__Data for review__.
══════════════════════════════

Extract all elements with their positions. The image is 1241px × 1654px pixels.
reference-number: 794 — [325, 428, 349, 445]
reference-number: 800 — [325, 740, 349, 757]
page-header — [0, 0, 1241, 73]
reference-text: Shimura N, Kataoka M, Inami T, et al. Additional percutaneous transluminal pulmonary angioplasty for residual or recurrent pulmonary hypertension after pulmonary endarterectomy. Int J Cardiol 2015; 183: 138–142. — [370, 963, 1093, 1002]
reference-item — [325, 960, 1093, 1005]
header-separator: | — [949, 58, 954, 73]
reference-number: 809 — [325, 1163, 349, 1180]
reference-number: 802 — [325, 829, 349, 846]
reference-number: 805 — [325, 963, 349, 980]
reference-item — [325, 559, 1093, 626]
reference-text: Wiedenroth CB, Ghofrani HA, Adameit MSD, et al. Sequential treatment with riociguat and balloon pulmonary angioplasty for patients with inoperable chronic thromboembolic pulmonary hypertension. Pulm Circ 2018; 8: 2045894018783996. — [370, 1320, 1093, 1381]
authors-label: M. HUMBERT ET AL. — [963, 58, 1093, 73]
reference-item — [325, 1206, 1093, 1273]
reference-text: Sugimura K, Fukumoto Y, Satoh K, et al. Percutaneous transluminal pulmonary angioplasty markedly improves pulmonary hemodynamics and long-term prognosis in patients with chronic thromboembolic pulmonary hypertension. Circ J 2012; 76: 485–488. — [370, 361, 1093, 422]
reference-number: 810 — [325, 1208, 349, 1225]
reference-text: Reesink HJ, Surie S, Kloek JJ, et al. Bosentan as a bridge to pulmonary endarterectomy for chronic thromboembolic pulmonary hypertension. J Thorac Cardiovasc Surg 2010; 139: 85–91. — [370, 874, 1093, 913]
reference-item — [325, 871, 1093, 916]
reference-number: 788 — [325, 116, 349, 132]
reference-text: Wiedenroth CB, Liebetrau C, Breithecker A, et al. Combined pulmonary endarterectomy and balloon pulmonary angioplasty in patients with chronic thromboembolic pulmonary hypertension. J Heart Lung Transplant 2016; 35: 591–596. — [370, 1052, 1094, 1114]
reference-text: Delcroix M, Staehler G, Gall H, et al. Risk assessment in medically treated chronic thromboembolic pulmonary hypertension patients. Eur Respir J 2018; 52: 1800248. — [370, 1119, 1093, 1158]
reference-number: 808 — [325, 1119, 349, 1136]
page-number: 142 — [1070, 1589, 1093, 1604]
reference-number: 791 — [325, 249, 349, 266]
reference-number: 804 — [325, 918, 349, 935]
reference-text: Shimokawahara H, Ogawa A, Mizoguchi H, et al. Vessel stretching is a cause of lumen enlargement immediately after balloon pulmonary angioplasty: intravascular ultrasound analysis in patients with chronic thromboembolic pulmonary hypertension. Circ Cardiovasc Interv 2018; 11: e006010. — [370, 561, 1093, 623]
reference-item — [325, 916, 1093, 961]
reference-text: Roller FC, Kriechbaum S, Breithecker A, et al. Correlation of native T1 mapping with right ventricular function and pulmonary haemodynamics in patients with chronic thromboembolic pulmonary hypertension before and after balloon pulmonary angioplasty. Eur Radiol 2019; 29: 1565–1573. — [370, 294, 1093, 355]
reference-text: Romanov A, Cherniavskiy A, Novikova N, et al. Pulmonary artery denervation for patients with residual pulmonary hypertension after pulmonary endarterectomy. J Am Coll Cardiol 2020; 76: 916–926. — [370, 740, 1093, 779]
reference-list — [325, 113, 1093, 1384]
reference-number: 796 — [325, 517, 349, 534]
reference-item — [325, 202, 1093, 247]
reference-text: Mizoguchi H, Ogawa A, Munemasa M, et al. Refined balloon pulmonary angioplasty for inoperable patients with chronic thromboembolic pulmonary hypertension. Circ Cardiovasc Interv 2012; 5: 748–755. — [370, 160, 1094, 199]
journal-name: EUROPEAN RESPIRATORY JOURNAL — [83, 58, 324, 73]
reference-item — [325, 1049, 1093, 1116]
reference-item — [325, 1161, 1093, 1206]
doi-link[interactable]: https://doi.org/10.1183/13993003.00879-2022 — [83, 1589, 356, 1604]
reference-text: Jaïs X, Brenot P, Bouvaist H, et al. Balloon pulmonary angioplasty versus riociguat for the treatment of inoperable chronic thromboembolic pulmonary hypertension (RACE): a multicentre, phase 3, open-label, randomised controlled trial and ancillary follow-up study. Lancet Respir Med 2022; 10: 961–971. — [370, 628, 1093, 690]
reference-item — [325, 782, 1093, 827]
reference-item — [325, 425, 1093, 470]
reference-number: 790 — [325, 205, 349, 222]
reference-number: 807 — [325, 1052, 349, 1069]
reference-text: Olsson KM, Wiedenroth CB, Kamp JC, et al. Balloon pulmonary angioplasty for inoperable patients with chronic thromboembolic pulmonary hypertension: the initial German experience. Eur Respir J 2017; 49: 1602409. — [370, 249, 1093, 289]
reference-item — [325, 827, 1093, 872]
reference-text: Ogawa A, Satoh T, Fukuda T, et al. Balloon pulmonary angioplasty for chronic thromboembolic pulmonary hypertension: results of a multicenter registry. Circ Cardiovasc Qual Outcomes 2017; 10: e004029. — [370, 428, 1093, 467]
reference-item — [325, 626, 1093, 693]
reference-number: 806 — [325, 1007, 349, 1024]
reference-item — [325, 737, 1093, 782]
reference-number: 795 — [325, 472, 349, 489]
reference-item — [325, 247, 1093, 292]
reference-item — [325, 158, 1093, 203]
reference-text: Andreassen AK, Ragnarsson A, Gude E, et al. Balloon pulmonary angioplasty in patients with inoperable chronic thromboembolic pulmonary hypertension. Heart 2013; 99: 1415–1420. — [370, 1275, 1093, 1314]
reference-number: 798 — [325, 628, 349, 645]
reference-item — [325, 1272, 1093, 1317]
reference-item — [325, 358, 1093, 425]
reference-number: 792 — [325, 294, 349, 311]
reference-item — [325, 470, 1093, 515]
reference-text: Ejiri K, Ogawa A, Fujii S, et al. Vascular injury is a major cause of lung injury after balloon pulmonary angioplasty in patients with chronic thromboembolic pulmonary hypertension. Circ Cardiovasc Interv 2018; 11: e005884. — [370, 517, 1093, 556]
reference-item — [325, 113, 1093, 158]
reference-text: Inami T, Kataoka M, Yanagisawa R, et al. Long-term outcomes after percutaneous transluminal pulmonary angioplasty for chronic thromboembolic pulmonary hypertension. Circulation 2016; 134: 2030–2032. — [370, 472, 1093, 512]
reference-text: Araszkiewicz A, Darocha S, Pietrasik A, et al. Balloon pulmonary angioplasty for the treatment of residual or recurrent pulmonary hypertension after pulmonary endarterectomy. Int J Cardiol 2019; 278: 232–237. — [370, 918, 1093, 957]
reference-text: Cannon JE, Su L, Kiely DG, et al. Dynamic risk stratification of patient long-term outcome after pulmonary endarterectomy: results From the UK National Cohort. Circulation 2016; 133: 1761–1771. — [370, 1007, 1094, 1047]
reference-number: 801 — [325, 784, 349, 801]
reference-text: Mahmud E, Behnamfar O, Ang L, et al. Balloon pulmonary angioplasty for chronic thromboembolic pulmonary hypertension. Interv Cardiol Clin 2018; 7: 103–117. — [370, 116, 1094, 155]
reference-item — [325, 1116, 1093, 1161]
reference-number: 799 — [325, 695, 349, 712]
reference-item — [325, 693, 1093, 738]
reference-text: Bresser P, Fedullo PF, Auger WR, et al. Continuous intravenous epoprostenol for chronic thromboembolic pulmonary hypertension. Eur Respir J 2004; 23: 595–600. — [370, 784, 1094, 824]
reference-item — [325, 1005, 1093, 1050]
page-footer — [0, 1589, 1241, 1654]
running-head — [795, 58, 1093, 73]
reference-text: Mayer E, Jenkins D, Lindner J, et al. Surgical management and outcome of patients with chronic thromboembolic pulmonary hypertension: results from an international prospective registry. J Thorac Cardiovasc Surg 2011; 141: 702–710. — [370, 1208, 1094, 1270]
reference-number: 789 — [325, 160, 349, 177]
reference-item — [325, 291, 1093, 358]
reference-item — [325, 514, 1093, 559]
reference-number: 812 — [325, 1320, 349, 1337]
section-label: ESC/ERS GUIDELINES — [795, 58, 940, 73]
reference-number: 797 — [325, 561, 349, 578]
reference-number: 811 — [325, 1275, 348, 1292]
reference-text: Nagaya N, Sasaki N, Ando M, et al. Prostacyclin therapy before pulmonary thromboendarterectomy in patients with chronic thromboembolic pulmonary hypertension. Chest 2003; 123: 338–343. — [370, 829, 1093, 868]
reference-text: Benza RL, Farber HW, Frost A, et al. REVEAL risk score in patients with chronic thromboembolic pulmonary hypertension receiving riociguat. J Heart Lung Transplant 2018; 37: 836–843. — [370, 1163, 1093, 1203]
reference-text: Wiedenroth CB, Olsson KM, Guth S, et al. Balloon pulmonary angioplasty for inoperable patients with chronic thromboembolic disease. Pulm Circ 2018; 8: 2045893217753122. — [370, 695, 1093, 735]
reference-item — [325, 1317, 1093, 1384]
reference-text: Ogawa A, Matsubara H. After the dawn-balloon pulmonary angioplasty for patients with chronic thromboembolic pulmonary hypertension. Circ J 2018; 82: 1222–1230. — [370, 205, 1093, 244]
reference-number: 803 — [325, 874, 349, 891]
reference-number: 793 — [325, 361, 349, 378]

══════════════════════════════

__Task to carry out__.
Whenever a line above holds the word "header", include it in your count, and report nothing but that count.

__Task solution__.
2